[Dataset items]
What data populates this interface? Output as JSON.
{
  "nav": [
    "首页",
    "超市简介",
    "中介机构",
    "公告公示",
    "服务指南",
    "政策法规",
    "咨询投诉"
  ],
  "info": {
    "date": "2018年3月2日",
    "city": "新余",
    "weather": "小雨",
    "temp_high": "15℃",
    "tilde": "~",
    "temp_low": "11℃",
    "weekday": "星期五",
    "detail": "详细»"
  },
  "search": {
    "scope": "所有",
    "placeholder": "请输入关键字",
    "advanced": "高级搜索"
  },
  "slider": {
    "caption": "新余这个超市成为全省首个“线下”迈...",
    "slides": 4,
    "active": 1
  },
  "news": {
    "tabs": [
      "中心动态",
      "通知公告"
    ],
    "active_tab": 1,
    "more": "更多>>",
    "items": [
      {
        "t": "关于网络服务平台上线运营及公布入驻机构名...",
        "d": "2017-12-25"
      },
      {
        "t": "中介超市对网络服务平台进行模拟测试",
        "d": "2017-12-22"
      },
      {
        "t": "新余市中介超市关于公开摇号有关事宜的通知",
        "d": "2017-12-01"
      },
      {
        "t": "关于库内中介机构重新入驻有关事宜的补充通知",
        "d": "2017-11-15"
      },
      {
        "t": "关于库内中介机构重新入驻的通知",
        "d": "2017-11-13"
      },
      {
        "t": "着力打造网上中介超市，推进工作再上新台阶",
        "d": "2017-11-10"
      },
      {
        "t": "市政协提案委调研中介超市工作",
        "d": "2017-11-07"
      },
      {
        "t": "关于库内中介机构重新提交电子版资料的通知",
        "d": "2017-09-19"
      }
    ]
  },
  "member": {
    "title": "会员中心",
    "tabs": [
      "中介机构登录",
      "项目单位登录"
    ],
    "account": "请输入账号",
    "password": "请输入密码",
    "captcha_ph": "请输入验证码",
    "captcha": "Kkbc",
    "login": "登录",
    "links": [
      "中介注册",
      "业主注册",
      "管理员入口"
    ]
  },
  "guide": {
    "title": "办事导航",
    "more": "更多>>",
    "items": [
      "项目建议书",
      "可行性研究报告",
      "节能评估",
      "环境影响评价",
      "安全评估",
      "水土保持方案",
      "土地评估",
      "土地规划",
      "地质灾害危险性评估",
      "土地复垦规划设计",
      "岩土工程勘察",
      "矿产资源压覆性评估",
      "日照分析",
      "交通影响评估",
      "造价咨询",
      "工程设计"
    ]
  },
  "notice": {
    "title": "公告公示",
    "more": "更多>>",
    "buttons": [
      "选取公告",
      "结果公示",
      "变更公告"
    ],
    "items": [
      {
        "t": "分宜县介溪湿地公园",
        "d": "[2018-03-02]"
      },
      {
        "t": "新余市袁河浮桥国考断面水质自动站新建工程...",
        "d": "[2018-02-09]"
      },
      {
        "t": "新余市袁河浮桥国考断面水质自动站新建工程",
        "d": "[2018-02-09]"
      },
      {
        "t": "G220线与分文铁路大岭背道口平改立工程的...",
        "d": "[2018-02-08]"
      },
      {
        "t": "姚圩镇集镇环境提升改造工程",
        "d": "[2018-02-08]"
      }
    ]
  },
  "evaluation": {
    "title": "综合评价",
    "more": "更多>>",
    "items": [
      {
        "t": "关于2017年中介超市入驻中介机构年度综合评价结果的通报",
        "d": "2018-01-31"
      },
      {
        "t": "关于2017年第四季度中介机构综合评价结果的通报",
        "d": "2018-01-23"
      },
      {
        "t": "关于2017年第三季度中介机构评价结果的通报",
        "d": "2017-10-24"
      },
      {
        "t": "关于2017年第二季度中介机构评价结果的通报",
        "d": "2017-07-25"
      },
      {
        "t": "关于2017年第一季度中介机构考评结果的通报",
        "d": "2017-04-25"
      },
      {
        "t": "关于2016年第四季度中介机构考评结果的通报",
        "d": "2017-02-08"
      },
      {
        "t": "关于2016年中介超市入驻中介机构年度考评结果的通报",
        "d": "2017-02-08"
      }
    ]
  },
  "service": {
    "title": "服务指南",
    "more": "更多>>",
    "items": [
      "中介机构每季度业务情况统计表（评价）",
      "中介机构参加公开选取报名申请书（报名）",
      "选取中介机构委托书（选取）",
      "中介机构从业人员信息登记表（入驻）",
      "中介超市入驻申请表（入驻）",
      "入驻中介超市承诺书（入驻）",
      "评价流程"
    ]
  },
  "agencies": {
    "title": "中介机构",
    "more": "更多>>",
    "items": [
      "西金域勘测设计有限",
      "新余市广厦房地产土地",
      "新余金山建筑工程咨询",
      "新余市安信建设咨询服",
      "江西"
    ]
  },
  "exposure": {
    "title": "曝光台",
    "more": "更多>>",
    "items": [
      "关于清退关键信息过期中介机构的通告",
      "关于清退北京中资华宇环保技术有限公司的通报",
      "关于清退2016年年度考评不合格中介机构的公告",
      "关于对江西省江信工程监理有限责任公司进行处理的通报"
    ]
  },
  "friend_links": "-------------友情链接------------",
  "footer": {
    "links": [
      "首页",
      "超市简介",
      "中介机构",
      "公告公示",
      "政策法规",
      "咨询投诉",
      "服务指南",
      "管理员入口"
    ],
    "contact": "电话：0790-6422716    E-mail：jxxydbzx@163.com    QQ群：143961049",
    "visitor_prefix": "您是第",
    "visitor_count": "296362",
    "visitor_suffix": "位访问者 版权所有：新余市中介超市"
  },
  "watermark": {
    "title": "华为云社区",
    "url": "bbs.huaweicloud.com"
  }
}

● **DIRECTION**
Work out how many lines in the entries hold the string "新余市袁河浮桥国考断面水质自动站新建工程". Your answer should consist solely of that number.

● **RESULT FOR THIS EXERCISE**
2